== Provided passage ==

The Person in whose name any certificate or certificates for the Exercise Shares are to be issued upon exercise of this Warrant shall be deemed to have become the holder of record of such shares on the date on which this Warrant was surrendered and payment of the Exercise Price was made, irrespective of the date of delivery of such certificate or certificates, except that, if the date of such surrender and payment is a date when the stock transfer books of the Issuer are closed, such Person shall be deemed to have become the holder of such shares at the close of business on the next succeeding date on which the stock transfer books are open (whether before or after the end of the Exercise Period).
2.2 NET EXERCISE.
(a) Notwithstanding any provision herein to the contrary, if the Fair Market Value of one Exercise Share is greater than the Exercise Price (at the date of calculation as set forth below), then in lieu of exercising this Warrant by payment of cash, check or surrendered Class B Limited Partnership Interest, the Holder may elect (the "Conversion Right") to receive Exercise Shares equal to the value (as determined below) of this Warrant (or the portion thereof being exercised) by surrender of this Warrant at the principal office of the Issuer together with the properly endorsed Notice of Exercise in which event the Issuer shall issue to the Holder a number of Exercise Shares computed using the following formula:
X = Y * (A-B)/A
Where:
X = the number of Exercise Shares to be issued.

===

The problem => Copy the warrant passage word for word from "The Person in" to "the Exercise Period).".

== Extracted entries ==

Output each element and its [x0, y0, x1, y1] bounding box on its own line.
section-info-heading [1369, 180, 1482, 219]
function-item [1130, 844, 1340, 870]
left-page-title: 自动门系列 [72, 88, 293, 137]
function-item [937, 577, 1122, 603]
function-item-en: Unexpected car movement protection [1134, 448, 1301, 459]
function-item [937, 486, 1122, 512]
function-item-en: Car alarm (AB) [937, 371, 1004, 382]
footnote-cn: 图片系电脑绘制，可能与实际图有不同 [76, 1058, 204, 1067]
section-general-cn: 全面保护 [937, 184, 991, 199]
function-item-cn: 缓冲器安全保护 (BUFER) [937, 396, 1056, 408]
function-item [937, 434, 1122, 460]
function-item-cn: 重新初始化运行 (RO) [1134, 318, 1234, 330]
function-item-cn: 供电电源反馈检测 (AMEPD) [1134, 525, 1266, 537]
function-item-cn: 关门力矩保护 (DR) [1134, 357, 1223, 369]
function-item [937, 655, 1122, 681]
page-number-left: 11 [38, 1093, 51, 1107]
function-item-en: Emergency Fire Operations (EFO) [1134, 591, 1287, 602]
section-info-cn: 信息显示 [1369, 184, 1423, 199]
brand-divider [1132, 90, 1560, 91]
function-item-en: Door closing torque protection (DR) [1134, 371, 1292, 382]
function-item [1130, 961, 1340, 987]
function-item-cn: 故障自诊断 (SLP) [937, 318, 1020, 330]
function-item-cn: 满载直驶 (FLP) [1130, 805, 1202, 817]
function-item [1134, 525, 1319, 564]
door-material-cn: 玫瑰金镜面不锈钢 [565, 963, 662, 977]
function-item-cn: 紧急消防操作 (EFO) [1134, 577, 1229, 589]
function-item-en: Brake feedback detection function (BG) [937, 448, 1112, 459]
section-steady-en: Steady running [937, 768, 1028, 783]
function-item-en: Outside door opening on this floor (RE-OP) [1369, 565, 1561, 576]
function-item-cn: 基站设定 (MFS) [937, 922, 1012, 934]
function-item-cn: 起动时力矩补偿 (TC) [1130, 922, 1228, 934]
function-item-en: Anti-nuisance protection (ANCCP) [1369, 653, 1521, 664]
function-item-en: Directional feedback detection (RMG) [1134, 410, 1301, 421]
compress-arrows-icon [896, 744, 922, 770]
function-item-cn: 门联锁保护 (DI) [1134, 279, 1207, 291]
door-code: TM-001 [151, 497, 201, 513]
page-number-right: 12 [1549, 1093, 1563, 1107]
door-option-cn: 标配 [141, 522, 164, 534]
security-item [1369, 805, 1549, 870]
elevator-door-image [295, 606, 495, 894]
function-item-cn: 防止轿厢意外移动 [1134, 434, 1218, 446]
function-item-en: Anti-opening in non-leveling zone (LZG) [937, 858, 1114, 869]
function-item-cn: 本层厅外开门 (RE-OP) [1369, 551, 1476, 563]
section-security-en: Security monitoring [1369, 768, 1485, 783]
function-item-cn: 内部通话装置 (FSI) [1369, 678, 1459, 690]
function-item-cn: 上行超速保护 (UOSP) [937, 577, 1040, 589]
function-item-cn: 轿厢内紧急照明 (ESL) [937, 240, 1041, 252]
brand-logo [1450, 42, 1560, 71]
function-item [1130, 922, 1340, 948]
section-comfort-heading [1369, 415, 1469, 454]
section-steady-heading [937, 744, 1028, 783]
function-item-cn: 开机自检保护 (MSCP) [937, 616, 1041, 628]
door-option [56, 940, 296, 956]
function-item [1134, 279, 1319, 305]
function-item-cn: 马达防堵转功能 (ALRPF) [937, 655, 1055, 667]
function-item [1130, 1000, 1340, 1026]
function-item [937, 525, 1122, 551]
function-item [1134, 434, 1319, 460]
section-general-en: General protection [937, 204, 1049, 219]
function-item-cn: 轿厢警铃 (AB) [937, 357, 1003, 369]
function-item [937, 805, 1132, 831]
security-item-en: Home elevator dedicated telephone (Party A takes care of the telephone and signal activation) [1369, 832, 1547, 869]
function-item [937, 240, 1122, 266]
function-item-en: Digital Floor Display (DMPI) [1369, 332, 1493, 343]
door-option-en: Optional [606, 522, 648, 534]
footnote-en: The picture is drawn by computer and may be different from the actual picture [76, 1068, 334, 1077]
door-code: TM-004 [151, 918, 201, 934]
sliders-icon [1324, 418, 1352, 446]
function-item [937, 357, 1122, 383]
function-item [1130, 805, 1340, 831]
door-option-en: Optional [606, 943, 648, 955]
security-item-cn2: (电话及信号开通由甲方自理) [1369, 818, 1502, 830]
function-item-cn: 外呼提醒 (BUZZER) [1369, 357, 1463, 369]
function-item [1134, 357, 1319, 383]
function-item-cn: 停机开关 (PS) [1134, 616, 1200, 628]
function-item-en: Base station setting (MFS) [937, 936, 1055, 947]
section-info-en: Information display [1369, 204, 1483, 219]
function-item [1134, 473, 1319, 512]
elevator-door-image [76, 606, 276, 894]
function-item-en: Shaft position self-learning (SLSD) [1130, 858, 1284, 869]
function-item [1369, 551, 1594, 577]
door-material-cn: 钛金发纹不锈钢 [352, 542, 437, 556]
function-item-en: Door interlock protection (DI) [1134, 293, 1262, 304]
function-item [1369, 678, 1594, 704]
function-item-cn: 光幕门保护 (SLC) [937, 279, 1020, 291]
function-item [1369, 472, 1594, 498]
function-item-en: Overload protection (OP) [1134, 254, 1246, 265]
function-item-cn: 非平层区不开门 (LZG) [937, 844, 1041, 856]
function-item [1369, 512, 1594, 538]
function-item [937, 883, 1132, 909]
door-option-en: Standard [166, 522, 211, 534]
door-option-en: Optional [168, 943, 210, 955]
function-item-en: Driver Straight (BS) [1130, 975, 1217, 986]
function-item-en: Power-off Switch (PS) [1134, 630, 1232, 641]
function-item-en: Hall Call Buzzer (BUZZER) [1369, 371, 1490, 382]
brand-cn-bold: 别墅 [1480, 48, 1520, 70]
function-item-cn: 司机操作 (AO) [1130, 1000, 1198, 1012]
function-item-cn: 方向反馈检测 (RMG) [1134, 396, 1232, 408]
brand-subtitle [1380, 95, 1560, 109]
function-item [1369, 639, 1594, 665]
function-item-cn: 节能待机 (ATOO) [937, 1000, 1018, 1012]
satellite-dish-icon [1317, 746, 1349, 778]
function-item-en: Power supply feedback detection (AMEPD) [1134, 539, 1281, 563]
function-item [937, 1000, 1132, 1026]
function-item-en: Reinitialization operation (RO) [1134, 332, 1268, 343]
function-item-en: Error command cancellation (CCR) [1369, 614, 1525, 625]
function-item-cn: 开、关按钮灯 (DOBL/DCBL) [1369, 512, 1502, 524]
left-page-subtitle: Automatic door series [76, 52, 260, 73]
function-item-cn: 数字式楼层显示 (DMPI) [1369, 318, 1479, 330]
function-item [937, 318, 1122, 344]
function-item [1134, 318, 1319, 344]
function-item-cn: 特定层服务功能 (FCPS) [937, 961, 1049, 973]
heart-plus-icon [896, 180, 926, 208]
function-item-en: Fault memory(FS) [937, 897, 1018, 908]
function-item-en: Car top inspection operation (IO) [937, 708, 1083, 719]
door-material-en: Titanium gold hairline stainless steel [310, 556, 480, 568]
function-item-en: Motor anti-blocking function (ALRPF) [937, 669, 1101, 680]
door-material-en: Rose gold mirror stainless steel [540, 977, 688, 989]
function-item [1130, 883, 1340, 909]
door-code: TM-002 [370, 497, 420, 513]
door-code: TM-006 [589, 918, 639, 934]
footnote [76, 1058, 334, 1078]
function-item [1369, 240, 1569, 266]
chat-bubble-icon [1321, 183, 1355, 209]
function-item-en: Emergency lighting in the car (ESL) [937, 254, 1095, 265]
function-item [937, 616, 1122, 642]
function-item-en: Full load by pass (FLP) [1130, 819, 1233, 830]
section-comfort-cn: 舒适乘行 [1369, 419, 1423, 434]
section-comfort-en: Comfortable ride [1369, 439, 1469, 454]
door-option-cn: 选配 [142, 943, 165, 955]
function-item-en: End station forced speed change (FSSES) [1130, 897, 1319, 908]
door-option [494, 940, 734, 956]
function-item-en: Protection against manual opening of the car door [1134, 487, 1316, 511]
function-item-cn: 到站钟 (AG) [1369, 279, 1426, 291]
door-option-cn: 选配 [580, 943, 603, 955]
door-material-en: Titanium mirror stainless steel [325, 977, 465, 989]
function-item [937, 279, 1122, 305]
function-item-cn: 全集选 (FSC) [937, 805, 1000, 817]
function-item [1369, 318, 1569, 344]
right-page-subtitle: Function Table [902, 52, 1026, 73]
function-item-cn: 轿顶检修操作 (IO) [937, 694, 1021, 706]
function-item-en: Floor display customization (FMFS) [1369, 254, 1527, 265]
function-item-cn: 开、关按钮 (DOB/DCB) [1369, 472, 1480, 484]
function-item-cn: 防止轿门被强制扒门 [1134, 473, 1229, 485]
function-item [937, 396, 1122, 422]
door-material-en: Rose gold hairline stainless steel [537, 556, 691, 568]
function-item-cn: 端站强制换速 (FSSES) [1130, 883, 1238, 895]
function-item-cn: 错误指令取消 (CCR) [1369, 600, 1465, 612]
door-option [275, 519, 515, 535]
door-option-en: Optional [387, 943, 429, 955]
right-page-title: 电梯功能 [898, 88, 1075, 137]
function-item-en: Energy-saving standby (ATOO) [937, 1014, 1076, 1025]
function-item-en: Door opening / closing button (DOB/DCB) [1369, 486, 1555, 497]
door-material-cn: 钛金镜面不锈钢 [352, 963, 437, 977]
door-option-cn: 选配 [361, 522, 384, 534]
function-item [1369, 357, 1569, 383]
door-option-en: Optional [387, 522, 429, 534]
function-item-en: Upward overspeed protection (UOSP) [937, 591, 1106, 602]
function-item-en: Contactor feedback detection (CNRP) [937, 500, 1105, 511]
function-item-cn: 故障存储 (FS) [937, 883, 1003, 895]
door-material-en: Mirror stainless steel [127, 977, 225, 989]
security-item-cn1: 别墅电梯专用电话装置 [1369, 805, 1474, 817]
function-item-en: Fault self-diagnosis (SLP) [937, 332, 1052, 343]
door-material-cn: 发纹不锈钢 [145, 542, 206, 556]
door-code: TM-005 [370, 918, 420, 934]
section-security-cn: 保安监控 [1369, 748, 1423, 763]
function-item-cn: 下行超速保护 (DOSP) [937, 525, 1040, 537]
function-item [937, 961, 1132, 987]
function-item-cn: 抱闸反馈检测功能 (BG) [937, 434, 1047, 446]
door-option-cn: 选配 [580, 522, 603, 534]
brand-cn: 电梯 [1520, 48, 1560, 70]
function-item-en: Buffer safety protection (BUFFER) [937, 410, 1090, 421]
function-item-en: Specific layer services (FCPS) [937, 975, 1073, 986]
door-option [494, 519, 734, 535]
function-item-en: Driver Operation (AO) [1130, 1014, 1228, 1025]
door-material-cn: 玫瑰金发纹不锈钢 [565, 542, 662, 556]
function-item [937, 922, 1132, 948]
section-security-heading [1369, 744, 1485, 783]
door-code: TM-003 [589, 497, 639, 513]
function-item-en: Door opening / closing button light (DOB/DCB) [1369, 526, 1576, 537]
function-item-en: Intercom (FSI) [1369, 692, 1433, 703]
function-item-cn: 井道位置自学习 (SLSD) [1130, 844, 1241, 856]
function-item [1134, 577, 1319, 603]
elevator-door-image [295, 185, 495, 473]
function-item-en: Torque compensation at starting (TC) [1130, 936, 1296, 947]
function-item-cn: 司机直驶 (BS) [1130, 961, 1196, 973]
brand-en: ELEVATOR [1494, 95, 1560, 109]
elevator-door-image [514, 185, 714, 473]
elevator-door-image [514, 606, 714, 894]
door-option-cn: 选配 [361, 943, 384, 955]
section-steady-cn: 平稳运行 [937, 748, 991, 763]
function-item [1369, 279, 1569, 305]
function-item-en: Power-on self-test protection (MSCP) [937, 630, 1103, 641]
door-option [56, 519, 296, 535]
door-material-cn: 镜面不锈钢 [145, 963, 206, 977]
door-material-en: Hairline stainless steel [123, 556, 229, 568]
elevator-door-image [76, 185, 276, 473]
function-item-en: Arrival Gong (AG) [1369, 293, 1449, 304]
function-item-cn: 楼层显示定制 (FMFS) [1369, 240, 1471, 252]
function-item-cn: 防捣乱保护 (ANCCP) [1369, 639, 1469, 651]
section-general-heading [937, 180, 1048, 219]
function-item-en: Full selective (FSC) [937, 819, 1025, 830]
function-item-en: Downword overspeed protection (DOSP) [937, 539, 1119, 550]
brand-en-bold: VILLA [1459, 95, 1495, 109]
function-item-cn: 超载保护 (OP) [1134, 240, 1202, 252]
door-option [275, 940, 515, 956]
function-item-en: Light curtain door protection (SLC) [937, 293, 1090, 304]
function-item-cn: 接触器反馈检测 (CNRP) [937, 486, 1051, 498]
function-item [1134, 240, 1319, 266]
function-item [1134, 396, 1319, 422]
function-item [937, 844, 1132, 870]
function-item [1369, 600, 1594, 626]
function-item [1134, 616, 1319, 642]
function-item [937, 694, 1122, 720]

===

Completed task =>
The Person in whose name any certificate or certificates for the Exercise Shares are to be issued upon exercise of this Warrant shall be deemed to have become the holder of record of such shares on the date on which this Warrant was surrendered and payment of the Exercise Price was made, irrespective of the date of delivery of such certificate or certificates, except that, if the date of such surrender and payment is a date when the stock transfer books of the Issuer are closed, such Person shall be deemed to have become the holder of such shares at the close of business on the next succeeding date on which the stock transfer books are open (whether before or after the end of the Exercise Period).